**AIM OF THE TASK:** Where a line of the data holds the word "flyttillsats", copy that line.

**DATASET RECORDS:**
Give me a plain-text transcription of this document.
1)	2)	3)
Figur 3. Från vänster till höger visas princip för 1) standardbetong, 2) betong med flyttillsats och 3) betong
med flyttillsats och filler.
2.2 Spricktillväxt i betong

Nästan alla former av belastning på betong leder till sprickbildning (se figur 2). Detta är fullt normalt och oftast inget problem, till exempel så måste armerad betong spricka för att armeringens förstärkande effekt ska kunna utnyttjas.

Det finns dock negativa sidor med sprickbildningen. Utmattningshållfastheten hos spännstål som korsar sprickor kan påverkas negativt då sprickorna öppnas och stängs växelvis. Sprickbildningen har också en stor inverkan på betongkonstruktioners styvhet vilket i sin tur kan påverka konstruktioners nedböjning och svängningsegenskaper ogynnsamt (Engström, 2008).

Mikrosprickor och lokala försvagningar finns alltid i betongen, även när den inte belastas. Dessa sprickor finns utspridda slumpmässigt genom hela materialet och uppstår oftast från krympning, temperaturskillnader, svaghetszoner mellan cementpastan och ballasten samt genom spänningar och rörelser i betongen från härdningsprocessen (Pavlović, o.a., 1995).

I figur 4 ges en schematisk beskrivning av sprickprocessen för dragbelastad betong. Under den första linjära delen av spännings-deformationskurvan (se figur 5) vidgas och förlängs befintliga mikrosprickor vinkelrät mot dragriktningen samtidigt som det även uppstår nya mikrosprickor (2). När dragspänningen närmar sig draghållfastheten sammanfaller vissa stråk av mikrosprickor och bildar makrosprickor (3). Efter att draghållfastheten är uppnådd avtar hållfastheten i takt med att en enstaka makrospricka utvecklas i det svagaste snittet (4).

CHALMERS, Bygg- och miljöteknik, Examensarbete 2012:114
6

**RESPONSE AREA:**
Figur 3. Från vänster till höger visas princip för 1) standardbetong, 2) betong med flyttillsats och 3) betong
med flyttillsats och filler.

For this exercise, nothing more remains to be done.